**Excerpt**
+===+

Thought for the week/skill in action

ken knight hilken_98 at YAHOO.COM
Fri Nov 9 04:50:42 CST 2001

--- "S. V. Subrahmanian" <svsubrahmanian at YAHOO.COM>
> Nov 8, 2001
>  If by skill, as it is popularly
> translated, what is meant is
> the mechanical efficiency with which the action is
> peformed, then even wicked
> actions would qualify as yoga, if they are executed
> efficiently.  But we know
> that a wicked action however well executed cannot
> qualify as karma yoga.  So
> what is the meaning of the word "skill" in that
> sentence has to be clearly
> looked into.
May I first thank you for the excellence of your
commentary below.  My own offering here is not meant
to oppose but to contribute some reflection on
meanings and to get behind the popular usage of a
Generally we do not teach etymology in the West but it
is an essential Vedanga. This contribution to the
'Thought for the week' depends upon Skeat's
Etymological dictionary.  In this dictionary 'Skill'
is translated as discernment, discrimination and it
comes from the Indogermanic root SQEL which means to
cleave, to separate.

+===+

**Collected material**
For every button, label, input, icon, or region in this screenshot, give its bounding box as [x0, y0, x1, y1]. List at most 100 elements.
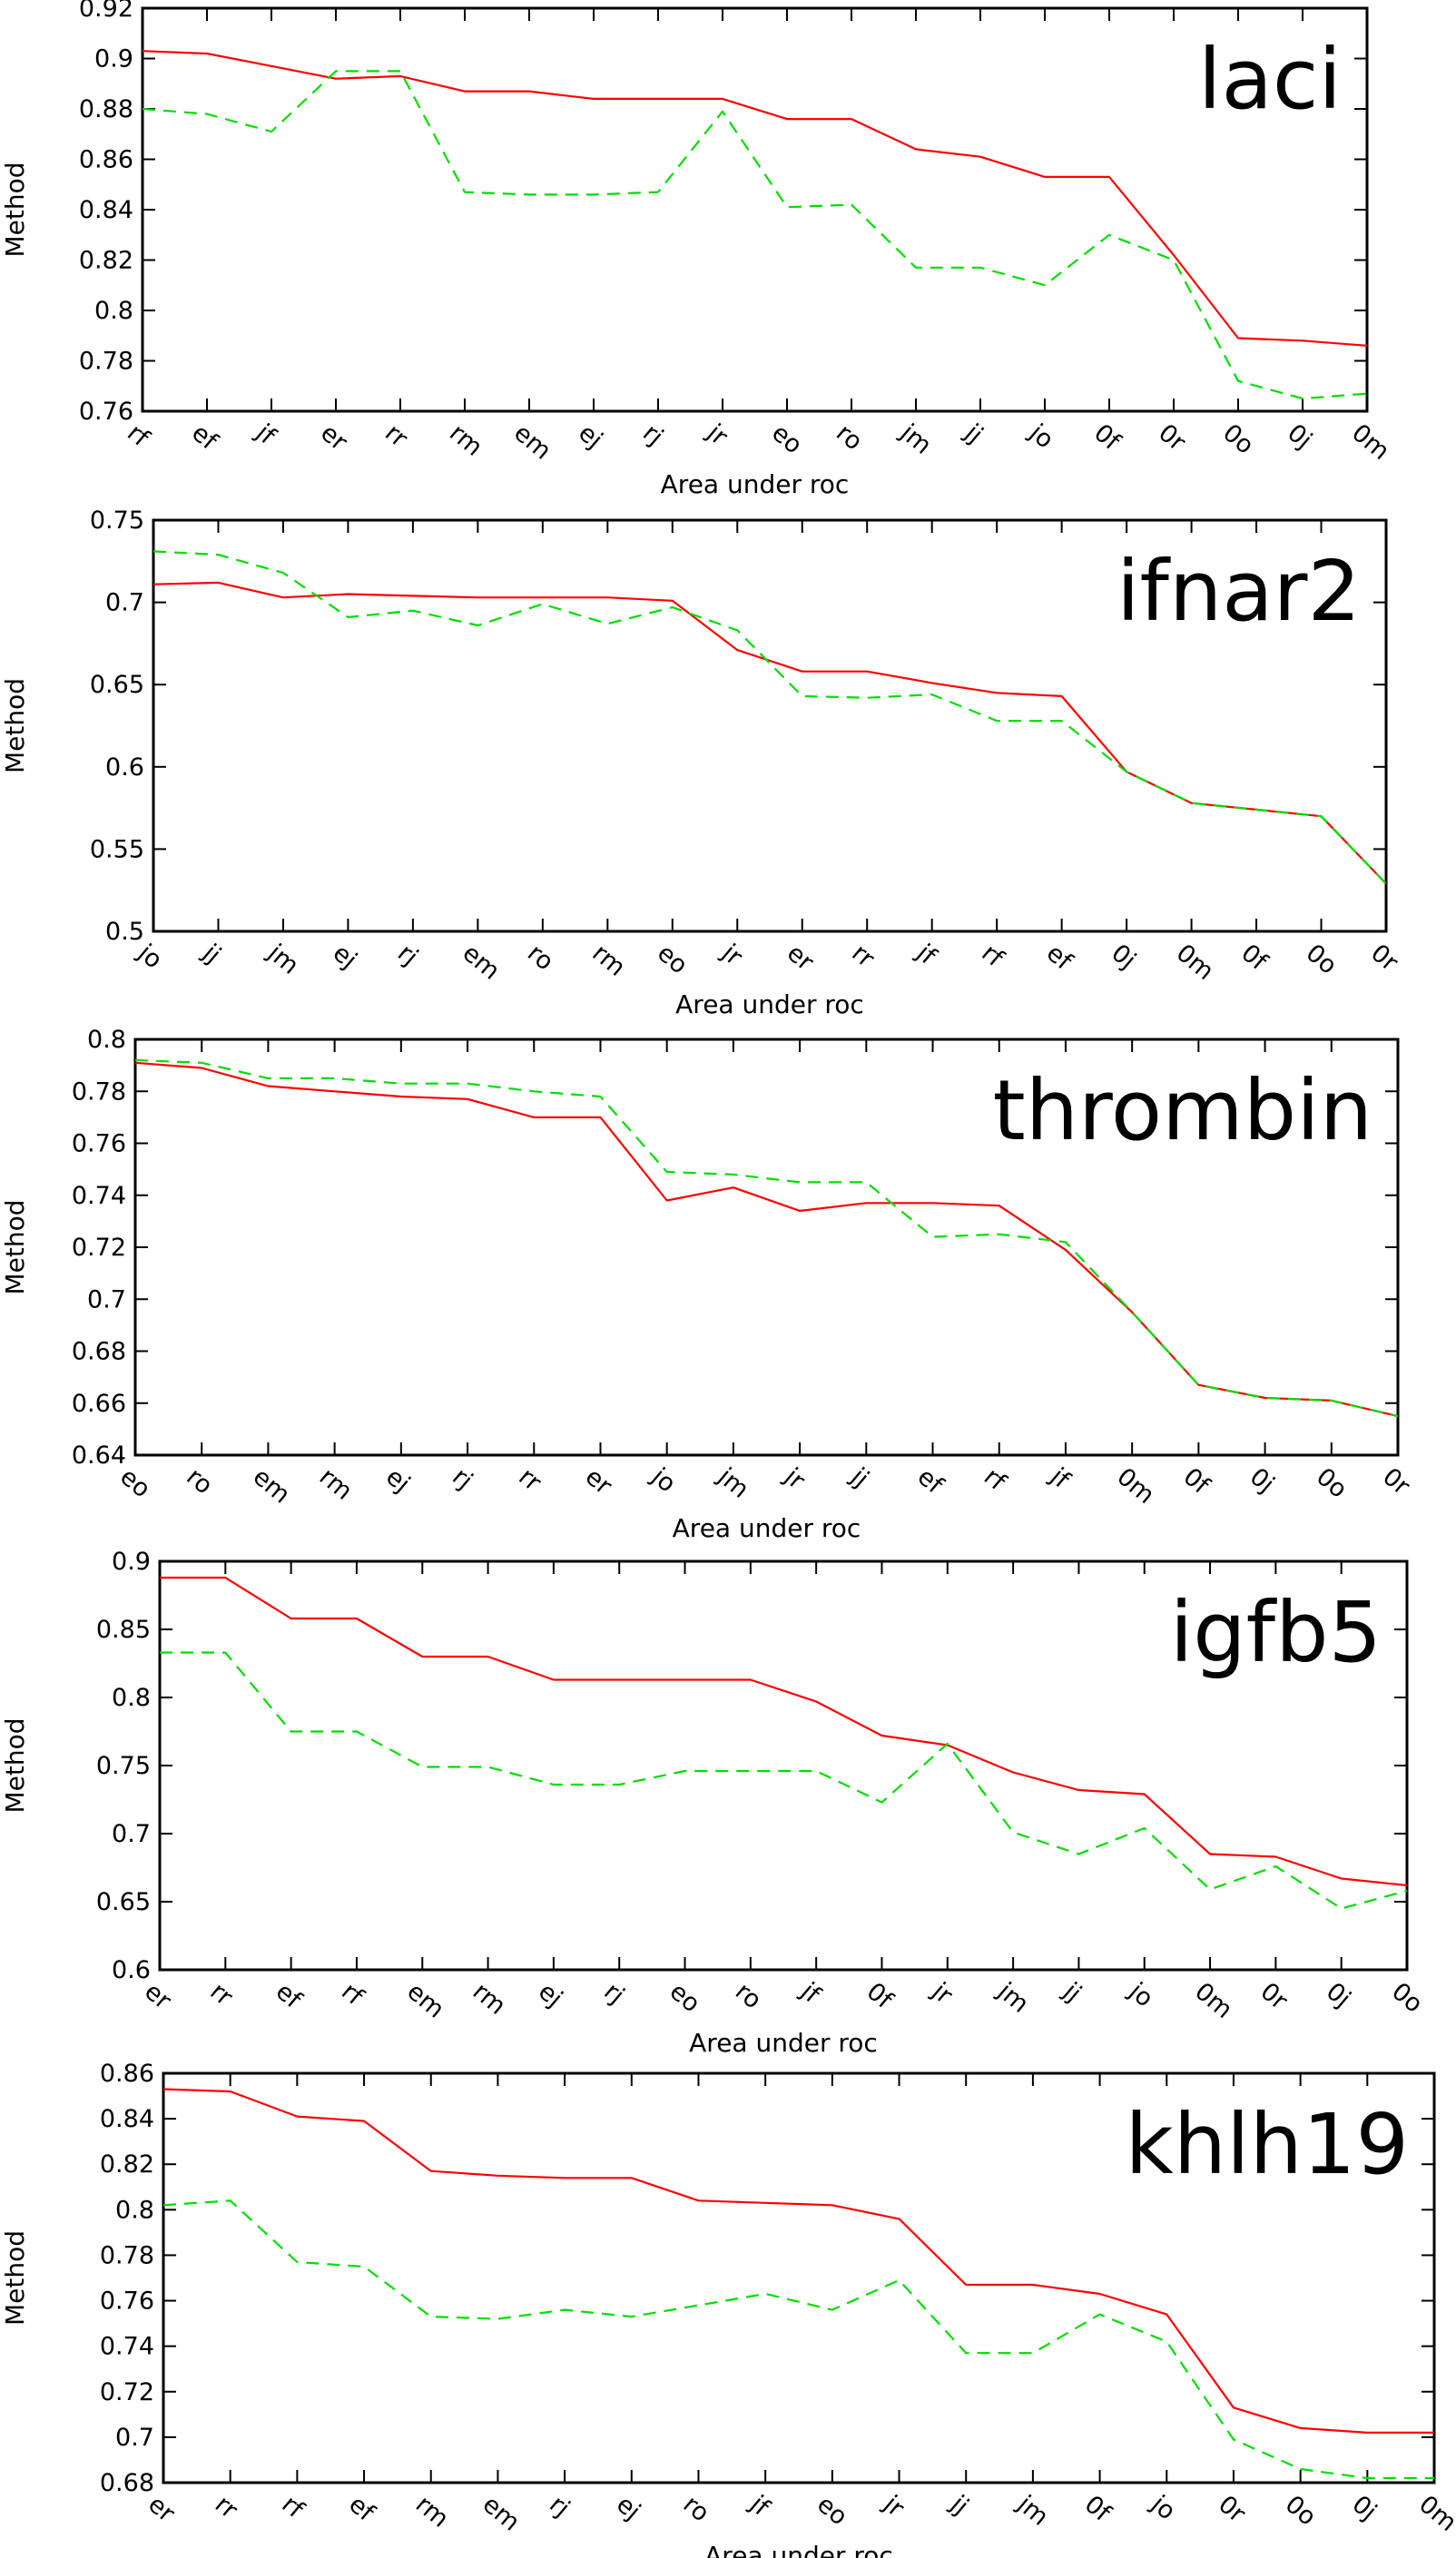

+===+

**Given problem 1**
In the post on skill in action, which Indogermanic root does the word 'skill' come from, and what does that root mean?
**Given problem 2**
Repeat the part of the post on skill in action from "May I first" up to and including "cleave, to separate.".

**Finished answer 1**
SQEL, which means to cleave, to separate.

**Finished answer 2**
May I first thank you for the excellence of your
commentary below.  My own offering here is not meant
to oppose but to contribute some reflection on
meanings and to get behind the popular usage of a
Generally we do not teach etymology in the West but it
is an essential Vedanga. This contribution to the
'Thought for the week' depends upon Skeat's
Etymological dictionary.  In this dictionary 'Skill'
is translated as discernment, discrimination and it
comes from the Indogermanic root SQEL which means to
cleave, to separate.